Below are entries. Pull out all lines containing "Регулировка".

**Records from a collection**

## BEGIN

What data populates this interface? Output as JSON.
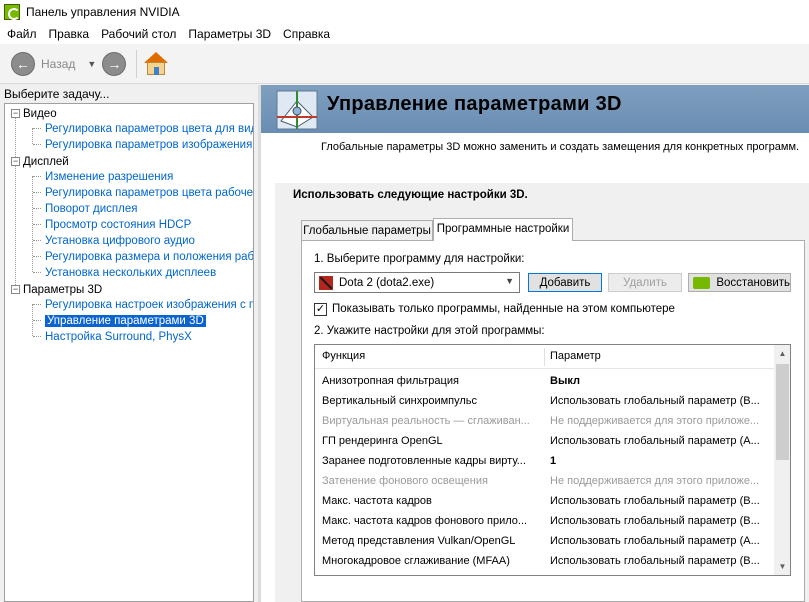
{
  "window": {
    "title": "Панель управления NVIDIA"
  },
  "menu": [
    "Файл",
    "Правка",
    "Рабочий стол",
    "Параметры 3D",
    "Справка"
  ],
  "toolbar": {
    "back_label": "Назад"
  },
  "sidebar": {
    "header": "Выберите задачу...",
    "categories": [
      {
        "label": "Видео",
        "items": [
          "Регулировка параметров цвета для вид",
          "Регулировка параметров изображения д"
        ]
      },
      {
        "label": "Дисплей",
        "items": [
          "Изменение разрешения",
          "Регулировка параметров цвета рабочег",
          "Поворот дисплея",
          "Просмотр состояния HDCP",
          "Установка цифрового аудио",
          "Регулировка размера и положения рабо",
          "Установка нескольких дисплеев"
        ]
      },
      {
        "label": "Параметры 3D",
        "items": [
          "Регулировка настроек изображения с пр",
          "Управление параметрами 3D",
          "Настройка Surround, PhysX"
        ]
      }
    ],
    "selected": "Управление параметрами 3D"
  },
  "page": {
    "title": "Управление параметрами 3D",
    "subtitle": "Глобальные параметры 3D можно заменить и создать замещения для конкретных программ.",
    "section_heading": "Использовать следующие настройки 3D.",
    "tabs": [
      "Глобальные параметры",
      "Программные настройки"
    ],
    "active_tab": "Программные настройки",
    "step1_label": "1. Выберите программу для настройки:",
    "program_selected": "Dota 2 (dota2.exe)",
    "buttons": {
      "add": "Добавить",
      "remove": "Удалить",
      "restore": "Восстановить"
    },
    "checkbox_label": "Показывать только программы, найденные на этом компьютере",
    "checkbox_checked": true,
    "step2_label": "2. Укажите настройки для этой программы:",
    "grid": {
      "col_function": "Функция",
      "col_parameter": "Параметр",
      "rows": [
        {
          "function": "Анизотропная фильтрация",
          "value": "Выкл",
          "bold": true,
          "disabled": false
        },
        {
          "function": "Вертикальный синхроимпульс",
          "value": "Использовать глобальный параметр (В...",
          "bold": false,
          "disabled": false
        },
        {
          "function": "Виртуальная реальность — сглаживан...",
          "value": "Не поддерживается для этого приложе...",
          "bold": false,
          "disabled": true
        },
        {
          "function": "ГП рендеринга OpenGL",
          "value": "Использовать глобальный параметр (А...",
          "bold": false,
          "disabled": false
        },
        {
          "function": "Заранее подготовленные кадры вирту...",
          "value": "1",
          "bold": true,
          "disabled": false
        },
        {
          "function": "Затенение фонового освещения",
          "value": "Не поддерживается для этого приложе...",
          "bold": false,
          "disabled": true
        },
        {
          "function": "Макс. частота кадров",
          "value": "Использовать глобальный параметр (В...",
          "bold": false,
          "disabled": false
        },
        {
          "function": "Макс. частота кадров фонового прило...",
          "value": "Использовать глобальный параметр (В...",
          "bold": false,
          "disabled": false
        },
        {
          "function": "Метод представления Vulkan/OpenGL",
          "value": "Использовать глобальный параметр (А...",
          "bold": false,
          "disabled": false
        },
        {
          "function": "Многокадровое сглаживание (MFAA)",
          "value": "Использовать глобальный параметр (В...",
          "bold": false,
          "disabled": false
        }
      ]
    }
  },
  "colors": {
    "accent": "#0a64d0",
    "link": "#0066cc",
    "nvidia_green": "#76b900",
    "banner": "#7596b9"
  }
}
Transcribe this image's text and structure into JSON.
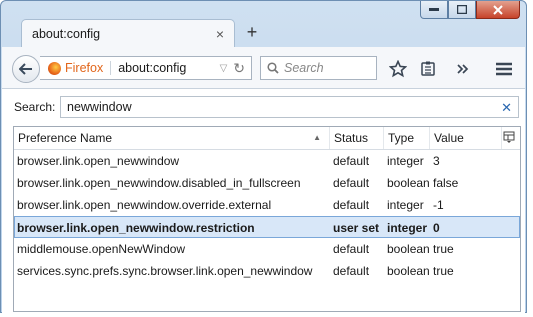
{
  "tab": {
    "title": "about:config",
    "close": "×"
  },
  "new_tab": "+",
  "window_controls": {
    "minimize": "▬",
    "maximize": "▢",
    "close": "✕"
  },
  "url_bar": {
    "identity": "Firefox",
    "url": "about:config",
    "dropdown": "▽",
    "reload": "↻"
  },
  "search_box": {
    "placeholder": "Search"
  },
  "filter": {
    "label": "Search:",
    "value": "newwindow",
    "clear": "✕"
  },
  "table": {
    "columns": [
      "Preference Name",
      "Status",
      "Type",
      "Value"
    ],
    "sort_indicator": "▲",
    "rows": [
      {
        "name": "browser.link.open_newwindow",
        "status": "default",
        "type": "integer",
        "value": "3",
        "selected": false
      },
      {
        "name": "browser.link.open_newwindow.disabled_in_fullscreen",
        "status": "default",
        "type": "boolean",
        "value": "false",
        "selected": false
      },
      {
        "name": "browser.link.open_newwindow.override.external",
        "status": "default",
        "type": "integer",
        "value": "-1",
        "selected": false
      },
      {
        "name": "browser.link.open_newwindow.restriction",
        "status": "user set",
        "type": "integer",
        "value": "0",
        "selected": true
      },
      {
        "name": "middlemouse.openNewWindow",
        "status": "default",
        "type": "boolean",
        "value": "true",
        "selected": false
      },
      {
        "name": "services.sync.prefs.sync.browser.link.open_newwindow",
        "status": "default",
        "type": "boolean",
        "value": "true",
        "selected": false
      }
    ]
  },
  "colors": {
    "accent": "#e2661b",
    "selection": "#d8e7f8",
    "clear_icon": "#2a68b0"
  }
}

## END

**Exercise solution**
          "Регулировка параметров цвета для вид",
          "Регулировка параметров изображения д"
          "Регулировка параметров цвета рабочег",
          "Регулировка размера и положения рабо",
          "Регулировка настроек изображения с пр",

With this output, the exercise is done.